- EXCERPT PROVIDED
· · · ·

That's not so much an argument against LVM as it is an argument for
fixing those distro installer tools...  Using device-mapper to map
standard Linux partition-tables has the following benefits:

  (1) The ability to rearrange, resize, and restructure
partition-tables on the fly.  The existing "re-read partition tables"
infrastructure does not safely and reasonably handle changes to the
partition-table while partitions are mounted.  Using device-mapper you
can shrink the mapped space associated with a partition then insert
and map a new partition in that gap... all without rebooting.

  (2) If you use DM via LVM and you have a bit of unallocated space,
you can create block-level snapshots.  This is useful for *much* more
than just a datacenter, it makes home backup tools much easier and
safer too.

· · · ·

- DATASET EXCERPTS
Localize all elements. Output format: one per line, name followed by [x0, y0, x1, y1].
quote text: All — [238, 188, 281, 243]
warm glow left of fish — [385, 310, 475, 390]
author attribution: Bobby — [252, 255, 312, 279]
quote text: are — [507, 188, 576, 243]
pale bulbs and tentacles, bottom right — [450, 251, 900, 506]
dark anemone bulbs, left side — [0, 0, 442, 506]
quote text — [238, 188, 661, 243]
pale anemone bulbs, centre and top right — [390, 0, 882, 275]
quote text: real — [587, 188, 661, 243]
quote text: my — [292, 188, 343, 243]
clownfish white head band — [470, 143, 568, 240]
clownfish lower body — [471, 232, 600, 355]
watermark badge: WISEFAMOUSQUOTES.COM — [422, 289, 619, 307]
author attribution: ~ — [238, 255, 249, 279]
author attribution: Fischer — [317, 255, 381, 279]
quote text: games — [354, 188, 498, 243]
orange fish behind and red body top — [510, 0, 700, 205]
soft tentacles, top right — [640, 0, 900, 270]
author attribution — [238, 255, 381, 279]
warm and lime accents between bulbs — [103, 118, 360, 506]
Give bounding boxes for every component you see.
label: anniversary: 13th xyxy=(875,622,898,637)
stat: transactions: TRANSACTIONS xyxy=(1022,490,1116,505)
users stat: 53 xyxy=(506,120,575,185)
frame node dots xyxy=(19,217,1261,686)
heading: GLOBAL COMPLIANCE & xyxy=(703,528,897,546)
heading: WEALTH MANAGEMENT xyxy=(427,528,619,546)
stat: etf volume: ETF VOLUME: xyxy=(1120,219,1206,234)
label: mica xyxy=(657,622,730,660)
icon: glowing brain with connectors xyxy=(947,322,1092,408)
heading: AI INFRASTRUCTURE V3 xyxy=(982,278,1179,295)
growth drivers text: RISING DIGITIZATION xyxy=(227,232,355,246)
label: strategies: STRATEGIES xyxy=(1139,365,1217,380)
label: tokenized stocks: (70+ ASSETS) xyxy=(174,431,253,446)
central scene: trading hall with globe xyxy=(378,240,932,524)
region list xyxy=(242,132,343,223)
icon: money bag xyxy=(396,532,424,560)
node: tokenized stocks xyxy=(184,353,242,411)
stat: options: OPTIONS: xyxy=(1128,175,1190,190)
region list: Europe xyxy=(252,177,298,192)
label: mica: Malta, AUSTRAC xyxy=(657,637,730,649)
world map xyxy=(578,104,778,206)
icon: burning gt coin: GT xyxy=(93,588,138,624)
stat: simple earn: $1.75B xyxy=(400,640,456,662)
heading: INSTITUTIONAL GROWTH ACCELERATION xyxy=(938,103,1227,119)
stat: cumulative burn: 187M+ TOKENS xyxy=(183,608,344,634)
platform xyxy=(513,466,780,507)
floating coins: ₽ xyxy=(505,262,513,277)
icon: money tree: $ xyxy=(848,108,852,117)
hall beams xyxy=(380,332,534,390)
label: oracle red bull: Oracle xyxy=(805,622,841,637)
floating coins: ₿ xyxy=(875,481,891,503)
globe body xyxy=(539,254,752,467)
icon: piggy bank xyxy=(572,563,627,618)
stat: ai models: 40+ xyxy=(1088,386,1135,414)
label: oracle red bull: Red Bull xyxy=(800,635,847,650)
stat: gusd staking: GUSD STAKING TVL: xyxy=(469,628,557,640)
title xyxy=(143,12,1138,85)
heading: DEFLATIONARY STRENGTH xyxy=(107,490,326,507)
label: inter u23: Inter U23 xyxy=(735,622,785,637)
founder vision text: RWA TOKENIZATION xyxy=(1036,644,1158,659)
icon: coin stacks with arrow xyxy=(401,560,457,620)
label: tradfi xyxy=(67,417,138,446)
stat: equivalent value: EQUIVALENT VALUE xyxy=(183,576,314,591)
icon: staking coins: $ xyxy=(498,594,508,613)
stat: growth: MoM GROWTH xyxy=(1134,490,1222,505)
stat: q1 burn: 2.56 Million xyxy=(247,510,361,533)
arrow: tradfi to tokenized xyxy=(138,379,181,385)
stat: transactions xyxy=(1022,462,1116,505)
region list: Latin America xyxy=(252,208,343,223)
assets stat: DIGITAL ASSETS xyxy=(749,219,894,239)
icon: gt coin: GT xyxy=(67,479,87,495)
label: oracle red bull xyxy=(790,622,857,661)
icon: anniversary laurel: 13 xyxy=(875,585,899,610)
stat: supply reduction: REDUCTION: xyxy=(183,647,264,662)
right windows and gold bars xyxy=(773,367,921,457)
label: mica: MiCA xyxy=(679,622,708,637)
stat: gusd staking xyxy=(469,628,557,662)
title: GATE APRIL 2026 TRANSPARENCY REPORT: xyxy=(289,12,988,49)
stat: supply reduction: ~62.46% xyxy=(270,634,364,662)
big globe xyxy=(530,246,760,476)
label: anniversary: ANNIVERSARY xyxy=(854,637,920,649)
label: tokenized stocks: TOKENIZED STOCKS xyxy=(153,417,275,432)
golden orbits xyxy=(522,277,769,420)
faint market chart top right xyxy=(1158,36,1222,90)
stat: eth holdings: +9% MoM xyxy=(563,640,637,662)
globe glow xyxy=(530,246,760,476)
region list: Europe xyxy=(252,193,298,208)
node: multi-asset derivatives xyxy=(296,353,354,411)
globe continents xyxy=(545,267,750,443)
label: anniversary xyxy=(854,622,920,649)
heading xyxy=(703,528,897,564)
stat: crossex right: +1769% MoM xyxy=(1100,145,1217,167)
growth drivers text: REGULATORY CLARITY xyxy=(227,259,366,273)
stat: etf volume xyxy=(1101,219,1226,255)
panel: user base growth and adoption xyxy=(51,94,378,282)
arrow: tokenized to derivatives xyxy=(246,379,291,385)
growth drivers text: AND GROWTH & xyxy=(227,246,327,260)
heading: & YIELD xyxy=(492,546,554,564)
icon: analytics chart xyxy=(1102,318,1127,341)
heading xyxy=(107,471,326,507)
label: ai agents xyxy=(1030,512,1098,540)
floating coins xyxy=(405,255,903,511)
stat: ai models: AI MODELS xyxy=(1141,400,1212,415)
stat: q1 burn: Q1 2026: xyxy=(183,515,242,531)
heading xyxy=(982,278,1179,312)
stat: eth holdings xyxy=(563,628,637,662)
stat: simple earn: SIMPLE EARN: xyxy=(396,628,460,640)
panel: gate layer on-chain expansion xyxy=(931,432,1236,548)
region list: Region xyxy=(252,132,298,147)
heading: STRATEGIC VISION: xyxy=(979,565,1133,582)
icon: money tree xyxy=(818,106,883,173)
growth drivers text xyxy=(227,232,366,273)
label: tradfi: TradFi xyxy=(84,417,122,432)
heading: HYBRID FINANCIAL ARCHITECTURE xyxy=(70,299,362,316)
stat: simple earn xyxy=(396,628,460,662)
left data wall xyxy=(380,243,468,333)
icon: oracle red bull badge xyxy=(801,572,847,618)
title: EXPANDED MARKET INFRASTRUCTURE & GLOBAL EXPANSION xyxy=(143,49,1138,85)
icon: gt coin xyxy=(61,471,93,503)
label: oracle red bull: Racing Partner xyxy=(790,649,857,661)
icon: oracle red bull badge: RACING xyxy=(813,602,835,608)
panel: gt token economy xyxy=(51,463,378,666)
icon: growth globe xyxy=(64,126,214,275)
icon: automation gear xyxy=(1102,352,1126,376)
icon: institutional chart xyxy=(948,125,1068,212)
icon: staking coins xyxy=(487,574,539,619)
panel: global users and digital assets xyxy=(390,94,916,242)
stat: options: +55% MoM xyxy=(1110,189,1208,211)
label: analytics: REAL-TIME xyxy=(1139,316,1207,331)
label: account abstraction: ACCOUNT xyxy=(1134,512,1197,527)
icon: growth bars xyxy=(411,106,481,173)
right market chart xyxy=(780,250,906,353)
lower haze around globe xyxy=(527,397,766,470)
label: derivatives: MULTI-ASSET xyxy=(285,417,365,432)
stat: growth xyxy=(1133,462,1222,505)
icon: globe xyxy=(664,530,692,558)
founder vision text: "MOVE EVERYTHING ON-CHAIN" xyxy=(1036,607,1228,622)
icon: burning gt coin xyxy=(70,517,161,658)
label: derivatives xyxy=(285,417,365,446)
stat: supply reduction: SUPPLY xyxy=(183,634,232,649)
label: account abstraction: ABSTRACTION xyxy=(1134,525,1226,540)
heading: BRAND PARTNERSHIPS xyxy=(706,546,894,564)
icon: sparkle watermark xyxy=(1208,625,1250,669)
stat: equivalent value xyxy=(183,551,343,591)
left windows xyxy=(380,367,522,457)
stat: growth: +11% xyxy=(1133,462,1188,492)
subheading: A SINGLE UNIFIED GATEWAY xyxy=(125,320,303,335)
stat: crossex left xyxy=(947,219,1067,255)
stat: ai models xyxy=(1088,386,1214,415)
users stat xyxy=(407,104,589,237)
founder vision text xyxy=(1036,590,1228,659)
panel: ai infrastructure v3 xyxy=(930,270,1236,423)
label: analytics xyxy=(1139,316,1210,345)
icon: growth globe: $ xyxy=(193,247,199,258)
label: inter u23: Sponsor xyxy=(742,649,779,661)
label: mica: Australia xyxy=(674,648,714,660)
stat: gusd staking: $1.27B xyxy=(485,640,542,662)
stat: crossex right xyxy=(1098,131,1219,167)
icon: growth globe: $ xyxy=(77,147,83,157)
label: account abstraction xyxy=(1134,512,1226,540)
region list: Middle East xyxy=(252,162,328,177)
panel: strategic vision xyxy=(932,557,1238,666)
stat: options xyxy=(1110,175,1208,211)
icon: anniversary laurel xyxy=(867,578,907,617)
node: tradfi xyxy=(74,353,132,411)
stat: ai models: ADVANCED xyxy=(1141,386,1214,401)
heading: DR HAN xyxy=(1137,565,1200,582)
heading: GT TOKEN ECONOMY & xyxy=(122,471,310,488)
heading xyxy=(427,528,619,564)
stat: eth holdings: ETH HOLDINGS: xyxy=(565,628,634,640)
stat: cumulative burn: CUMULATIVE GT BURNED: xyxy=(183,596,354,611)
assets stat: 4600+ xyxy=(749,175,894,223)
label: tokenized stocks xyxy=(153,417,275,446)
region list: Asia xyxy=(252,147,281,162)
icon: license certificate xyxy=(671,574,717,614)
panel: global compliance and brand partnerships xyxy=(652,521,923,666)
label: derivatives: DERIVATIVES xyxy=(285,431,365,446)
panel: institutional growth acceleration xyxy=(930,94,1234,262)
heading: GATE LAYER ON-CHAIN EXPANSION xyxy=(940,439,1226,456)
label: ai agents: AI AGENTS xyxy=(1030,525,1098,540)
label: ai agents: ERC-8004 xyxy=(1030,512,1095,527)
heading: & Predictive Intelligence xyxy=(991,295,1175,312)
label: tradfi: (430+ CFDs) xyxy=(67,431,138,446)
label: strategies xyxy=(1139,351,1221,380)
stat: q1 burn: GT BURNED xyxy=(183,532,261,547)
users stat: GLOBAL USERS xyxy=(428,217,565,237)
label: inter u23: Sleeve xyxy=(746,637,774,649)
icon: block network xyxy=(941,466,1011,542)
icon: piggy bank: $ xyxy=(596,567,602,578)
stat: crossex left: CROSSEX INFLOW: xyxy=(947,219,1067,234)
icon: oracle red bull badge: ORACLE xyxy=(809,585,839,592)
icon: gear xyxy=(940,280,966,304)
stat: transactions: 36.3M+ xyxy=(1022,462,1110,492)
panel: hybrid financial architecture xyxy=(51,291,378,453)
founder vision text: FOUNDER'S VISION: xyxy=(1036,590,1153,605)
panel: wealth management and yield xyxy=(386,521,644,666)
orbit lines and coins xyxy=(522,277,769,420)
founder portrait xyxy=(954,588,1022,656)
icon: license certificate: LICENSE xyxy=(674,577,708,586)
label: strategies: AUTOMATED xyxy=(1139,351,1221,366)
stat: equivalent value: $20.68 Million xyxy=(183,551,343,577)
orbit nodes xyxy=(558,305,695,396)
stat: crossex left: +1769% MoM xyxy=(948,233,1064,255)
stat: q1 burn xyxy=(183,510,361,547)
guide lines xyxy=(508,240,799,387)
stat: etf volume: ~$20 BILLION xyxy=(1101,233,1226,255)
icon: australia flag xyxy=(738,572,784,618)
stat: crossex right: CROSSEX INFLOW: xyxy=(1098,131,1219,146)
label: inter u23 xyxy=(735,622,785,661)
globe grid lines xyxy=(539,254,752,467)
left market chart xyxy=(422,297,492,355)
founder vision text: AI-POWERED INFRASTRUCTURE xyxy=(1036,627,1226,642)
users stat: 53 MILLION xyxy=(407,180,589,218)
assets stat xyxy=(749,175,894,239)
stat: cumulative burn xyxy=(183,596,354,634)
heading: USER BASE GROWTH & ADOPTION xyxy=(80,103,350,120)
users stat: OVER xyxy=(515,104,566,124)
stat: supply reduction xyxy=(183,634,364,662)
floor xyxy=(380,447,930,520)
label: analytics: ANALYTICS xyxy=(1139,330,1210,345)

· · · ·

- INSTRUCTION
In the forum post about device-mapper, what can you create if you use DM through LVM and have a bit of unallocated space?

- ANSWER IN FULL
Block-level snapshots.